(TESTO IN ESAME)
Forex: Mario Draghi dà la spinta giusta all’euro si avvicina a soglia 1,14, Trump frena il dollaro
Anche oggi l’attenzione degli investitori rimane rivolta al mercato forex. Ed è ancora l’euro a rimanere sotto i riflettori all’indomani del rally della valuta unica innescato dalle parole del governatore della banca centrale europea (Bce), Mario Draghi. Una corsa che ha portato la moneta di eurolandia a infrangere ieri la soglia di 1,13, e in mattinata è ancora impostato al rialzo e nel mirino ha la soglia di 1,14. In questo momento il cambio euro dollaro si muove in area 1,1372, con un rialzo dello 0,29%, toccando i massimi a un anno.
Da Sintra, in Portogallo, dove è in corso il Forum annuale della Bce sulla politica monetaria, Draghi ha dichiarato che tutti i segnali confermano un rafforzamento e un ampliamento della ripresa dell’economia dell’Eurozona, visto che le forze deflazionistiche sono state sostituite da quelle reflazionistiche. Dichiarazioni che hanno scatenato la speculazione della possibile fine delle misure di stimolo Bce.
Tra le frasi di Draghi su cui si sono soffermati i mercati: “La politica monetaria sta riuscendo a costruire pressioni reflazionistiche, ma questo processo è rallentato da una combinazione di choc sui prezzi che arriva dall’esterno, dalla fragilità del mercato del lavoro e da un cambiamento nel rapporto tra debolezza e inflazione. Il recente periodo di bassa inflazione è stato un altro fattore che ha riproposto queste dinamiche”, ha dichiarato il numero uno dell’istituto di Francoforte.

(Dati di origine)
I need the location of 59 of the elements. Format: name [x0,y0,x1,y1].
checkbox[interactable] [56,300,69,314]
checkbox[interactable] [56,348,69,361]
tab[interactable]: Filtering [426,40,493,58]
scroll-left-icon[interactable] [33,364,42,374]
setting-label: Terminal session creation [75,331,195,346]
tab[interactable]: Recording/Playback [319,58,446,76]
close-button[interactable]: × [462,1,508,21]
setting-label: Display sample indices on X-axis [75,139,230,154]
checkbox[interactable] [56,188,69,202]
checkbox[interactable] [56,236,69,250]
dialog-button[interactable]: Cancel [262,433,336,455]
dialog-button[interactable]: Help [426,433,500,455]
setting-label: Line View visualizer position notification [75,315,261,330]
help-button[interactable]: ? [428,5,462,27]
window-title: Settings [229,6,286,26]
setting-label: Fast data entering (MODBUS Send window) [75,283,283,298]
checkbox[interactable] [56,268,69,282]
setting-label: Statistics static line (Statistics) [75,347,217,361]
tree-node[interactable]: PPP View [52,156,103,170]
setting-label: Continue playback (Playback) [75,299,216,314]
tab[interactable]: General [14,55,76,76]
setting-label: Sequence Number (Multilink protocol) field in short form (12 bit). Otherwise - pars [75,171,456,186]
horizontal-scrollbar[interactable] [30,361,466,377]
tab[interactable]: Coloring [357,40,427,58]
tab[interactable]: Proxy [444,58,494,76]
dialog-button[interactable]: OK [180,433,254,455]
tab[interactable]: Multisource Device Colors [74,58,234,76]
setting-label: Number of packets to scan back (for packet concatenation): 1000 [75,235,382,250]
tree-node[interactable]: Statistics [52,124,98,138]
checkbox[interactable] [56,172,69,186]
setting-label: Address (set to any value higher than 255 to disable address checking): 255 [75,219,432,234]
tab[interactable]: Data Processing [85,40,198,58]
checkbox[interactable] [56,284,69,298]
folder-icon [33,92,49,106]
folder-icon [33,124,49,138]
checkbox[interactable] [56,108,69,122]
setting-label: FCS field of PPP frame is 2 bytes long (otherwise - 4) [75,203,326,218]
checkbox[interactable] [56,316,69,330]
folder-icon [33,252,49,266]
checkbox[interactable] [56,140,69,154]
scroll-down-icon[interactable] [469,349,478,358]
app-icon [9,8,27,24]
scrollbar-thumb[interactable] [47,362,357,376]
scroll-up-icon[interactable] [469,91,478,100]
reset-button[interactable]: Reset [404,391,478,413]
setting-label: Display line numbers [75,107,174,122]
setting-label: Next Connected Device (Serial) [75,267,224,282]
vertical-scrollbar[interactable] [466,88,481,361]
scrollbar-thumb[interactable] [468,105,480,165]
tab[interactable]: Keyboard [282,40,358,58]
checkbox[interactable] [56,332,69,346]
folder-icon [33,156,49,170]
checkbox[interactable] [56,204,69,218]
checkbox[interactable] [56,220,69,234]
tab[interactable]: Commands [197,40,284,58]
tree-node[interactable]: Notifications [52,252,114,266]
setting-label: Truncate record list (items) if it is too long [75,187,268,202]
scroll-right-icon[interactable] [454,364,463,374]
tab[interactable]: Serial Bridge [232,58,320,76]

(COMPITI DA SVOLGERE)
A. Ritrascrivi il passo dell'articolo sull'euro compreso tra "Tra le frasi" e "dell’istituto di Francoforte.", estremi inclusi.
B. Secondo l'articolo sull'euro, dove si tiene il Forum annuale della Bce sulla politica monetaria?
Le voci sono materiale a sé stante, distinto dal testo.

(RISULTATI DEI COMPITI)
A.
Tra le frasi di Draghi su cui si sono soffermati i mercati: “La politica monetaria sta riuscendo a costruire pressioni reflazionistiche, ma questo processo è rallentato da una combinazione di choc sui prezzi che arriva dall’esterno, dalla fragilità del mercato del lavoro e da un cambiamento nel rapporto tra debolezza e inflazione. Il recente periodo di bassa inflazione è stato un altro fattore che ha riproposto queste dinamiche”, ha dichiarato il numero uno dell’istituto di Francoforte.

B. A Sintra, in Portogallo.